# YOUR OBJECTIVE
Write out the full set of records below exactly.

# RECORDS PROVIDED
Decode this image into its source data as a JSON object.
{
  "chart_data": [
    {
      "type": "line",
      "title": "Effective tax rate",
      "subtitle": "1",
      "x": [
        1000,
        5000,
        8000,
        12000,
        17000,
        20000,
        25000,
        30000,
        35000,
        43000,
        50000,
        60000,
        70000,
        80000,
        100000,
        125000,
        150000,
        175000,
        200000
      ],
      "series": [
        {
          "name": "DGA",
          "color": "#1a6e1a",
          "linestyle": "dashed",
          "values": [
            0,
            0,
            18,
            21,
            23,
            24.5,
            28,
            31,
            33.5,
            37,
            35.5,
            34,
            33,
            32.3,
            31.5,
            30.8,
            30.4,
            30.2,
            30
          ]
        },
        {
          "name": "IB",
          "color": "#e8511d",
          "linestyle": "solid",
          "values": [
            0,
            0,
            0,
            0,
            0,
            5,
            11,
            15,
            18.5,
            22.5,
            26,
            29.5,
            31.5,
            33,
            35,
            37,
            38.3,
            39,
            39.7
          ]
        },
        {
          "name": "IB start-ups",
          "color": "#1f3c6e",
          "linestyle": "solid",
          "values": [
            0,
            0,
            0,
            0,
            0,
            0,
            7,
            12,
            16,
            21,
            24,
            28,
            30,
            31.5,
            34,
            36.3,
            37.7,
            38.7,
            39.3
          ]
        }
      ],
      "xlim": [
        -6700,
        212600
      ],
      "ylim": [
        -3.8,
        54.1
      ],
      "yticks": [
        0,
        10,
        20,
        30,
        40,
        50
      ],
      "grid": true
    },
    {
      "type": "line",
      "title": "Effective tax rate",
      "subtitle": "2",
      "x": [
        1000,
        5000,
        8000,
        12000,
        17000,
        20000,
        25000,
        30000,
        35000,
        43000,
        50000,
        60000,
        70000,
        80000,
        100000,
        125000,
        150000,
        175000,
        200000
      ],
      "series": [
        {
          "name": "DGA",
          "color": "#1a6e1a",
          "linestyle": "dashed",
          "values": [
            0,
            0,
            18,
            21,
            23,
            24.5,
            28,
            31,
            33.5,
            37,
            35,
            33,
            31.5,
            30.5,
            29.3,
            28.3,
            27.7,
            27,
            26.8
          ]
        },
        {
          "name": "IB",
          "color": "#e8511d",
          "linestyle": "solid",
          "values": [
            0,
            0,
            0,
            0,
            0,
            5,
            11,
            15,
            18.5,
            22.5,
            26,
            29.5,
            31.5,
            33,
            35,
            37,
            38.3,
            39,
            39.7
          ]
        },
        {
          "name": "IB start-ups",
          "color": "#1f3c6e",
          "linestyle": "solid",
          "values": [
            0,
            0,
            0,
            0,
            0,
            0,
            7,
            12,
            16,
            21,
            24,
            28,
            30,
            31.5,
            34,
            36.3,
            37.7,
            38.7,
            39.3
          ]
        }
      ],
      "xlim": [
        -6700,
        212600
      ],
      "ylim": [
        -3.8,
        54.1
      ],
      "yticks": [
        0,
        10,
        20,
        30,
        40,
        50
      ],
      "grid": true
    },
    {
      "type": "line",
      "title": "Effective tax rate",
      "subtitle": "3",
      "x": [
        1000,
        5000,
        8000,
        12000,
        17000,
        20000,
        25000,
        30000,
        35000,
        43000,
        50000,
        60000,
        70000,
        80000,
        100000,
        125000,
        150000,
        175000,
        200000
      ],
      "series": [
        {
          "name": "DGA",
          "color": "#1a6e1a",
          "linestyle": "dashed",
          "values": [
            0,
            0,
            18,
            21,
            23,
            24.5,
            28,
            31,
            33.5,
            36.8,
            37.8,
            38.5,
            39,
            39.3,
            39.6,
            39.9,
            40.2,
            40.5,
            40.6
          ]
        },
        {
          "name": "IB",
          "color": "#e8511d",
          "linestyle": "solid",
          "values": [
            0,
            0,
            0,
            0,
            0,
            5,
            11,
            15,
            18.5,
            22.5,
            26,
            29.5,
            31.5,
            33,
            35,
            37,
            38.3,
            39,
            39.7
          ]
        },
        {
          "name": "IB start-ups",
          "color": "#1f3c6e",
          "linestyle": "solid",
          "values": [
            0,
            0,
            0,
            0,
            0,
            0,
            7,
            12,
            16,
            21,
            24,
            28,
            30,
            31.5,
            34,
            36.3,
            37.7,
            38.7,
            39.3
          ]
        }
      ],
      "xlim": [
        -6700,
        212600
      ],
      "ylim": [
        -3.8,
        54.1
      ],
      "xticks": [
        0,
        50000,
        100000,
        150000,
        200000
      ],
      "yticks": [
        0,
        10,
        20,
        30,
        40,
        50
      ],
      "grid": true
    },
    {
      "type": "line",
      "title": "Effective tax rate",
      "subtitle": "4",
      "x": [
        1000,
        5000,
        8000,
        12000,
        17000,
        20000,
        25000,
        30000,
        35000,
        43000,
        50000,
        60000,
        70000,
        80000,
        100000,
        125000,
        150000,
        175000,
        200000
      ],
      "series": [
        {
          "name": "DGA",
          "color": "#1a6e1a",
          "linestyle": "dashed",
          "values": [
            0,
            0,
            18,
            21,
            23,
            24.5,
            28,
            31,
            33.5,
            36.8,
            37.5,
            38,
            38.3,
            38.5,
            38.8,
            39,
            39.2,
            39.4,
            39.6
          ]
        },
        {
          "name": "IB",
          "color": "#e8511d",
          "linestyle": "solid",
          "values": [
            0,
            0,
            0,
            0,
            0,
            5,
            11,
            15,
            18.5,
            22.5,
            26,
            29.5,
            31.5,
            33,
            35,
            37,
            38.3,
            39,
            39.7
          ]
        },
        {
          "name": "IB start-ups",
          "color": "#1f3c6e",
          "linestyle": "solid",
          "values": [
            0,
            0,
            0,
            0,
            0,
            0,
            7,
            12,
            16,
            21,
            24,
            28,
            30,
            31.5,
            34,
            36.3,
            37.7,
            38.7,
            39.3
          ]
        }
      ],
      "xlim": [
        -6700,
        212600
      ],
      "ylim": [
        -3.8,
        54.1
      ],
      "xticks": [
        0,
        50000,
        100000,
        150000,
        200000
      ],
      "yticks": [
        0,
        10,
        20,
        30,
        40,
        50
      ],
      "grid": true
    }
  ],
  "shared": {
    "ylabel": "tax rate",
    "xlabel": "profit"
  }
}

# EXERCISE RESPONSE
Decode this image into its source data as a JSON object.
{
  "chart_data": [
    {
      "type": "line",
      "title": "Effective tax rate",
      "subtitle": "1",
      "x": [
        1000,
        5000,
        8000,
        12000,
        17000,
        20000,
        25000,
        30000,
        35000,
        43000,
        50000,
        60000,
        70000,
        80000,
        100000,
        125000,
        150000,
        175000,
        200000
      ],
      "series": [
        {
          "name": "DGA",
          "color": "#1a6e1a",
          "linestyle": "dashed",
          "values": [
            0,
            0,
            18,
            21,
            23,
            24.5,
            28,
            31,
            33.5,
            37,
            35.5,
            34,
            33,
            32.3,
            31.5,
            30.8,
            30.4,
            30.2,
            30
          ]
        },
        {
          "name": "IB",
          "color": "#e8511d",
          "linestyle": "solid",
          "values": [
            0,
            0,
            0,
            0,
            0,
            5,
            11,
            15,
            18.5,
            22.5,
            26,
            29.5,
            31.5,
            33,
            35,
            37,
            38.3,
            39,
            39.7
          ]
        },
        {
          "name": "IB start-ups",
          "color": "#1f3c6e",
          "linestyle": "solid",
          "values": [
            0,
            0,
            0,
            0,
            0,
            0,
            7,
            12,
            16,
            21,
            24,
            28,
            30,
            31.5,
            34,
            36.3,
            37.7,
            38.7,
            39.3
          ]
        }
      ],
      "xlim": [
        -6700,
        212600
      ],
      "ylim": [
        -3.8,
        54.1
      ],
      "yticks": [
        0,
        10,
        20,
        30,
        40,
        50
      ],
      "grid": true
    },
    {
      "type": "line",
      "title": "Effective tax rate",
      "subtitle": "2",
      "x": [
        1000,
        5000,
        8000,
        12000,
        17000,
        20000,
        25000,
        30000,
        35000,
        43000,
        50000,
        60000,
        70000,
        80000,
        100000,
        125000,
        150000,
        175000,
        200000
      ],
      "series": [
        {
          "name": "DGA",
          "color": "#1a6e1a",
          "linestyle": "dashed",
          "values": [
            0,
            0,
            18,
            21,
            23,
            24.5,
            28,
            31,
            33.5,
            37,
            35,
            33,
            31.5,
            30.5,
            29.3,
            28.3,
            27.7,
            27,
            26.8
          ]
        },
        {
          "name": "IB",
          "color": "#e8511d",
          "linestyle": "solid",
          "values": [
            0,
            0,
            0,
            0,
            0,
            5,
            11,
            15,
            18.5,
            22.5,
            26,
            29.5,
            31.5,
            33,
            35,
            37,
            38.3,
            39,
            39.7
          ]
        },
        {
          "name": "IB start-ups",
          "color": "#1f3c6e",
          "linestyle": "solid",
          "values": [
            0,
            0,
            0,
            0,
            0,
            0,
            7,
            12,
            16,
            21,
            24,
            28,
            30,
            31.5,
            34,
            36.3,
            37.7,
            38.7,
            39.3
          ]
        }
      ],
      "xlim": [
        -6700,
        212600
      ],
      "ylim": [
        -3.8,
        54.1
      ],
      "yticks": [
        0,
        10,
        20,
        30,
        40,
        50
      ],
      "grid": true
    },
    {
      "type": "line",
      "title": "Effective tax rate",
      "subtitle": "3",
      "x": [
        1000,
        5000,
        8000,
        12000,
        17000,
        20000,
        25000,
        30000,
        35000,
        43000,
        50000,
        60000,
        70000,
        80000,
        100000,
        125000,
        150000,
        175000,
        200000
      ],
      "series": [
        {
          "name": "DGA",
          "color": "#1a6e1a",
          "linestyle": "dashed",
          "values": [
            0,
            0,
            18,
            21,
            23,
            24.5,
            28,
            31,
            33.5,
            36.8,
            37.8,
            38.5,
            39,
            39.3,
            39.6,
            39.9,
            40.2,
            40.5,
            40.6
          ]
        },
        {
          "name": "IB",
          "color": "#e8511d",
          "linestyle": "solid",
          "values": [
            0,
            0,
            0,
            0,
            0,
            5,
            11,
            15,
            18.5,
            22.5,
            26,
            29.5,
            31.5,
            33,
            35,
            37,
            38.3,
            39,
            39.7
          ]
        },
        {
          "name": "IB start-ups",
          "color": "#1f3c6e",
          "linestyle": "solid",
          "values": [
            0,
            0,
            0,
            0,
            0,
            0,
            7,
            12,
            16,
            21,
            24,
            28,
            30,
            31.5,
            34,
            36.3,
            37.7,
            38.7,
            39.3
          ]
        }
      ],
      "xlim": [
        -6700,
        212600
      ],
      "ylim": [
        -3.8,
        54.1
      ],
      "xticks": [
        0,
        50000,
        100000,
        150000,
        200000
      ],
      "yticks": [
        0,
        10,
        20,
        30,
        40,
        50
      ],
      "grid": true
    },
    {
      "type": "line",
      "title": "Effective tax rate",
      "subtitle": "4",
      "x": [
        1000,
        5000,
        8000,
        12000,
        17000,
        20000,
        25000,
        30000,
        35000,
        43000,
        50000,
        60000,
        70000,
        80000,
        100000,
        125000,
        150000,
        175000,
        200000
      ],
      "series": [
        {
          "name": "DGA",
          "color": "#1a6e1a",
          "linestyle": "dashed",
          "values": [
            0,
            0,
            18,
            21,
            23,
            24.5,
            28,
            31,
            33.5,
            36.8,
            37.5,
            38,
            38.3,
            38.5,
            38.8,
            39,
            39.2,
            39.4,
            39.6
          ]
        },
        {
          "name": "IB",
          "color": "#e8511d",
          "linestyle": "solid",
          "values": [
            0,
            0,
            0,
            0,
            0,
            5,
            11,
            15,
            18.5,
            22.5,
            26,
            29.5,
            31.5,
            33,
            35,
            37,
            38.3,
            39,
            39.7
          ]
        },
        {
          "name": "IB start-ups",
          "color": "#1f3c6e",
          "linestyle": "solid",
          "values": [
            0,
            0,
            0,
            0,
            0,
            0,
            7,
            12,
            16,
            21,
            24,
            28,
            30,
            31.5,
            34,
            36.3,
            37.7,
            38.7,
            39.3
          ]
        }
      ],
      "xlim": [
        -6700,
        212600
      ],
      "ylim": [
        -3.8,
        54.1
      ],
      "xticks": [
        0,
        50000,
        100000,
        150000,
        200000
      ],
      "yticks": [
        0,
        10,
        20,
        30,
        40,
        50
      ],
      "grid": true
    }
  ],
  "shared": {
    "ylabel": "tax rate",
    "xlabel": "profit"
  }
}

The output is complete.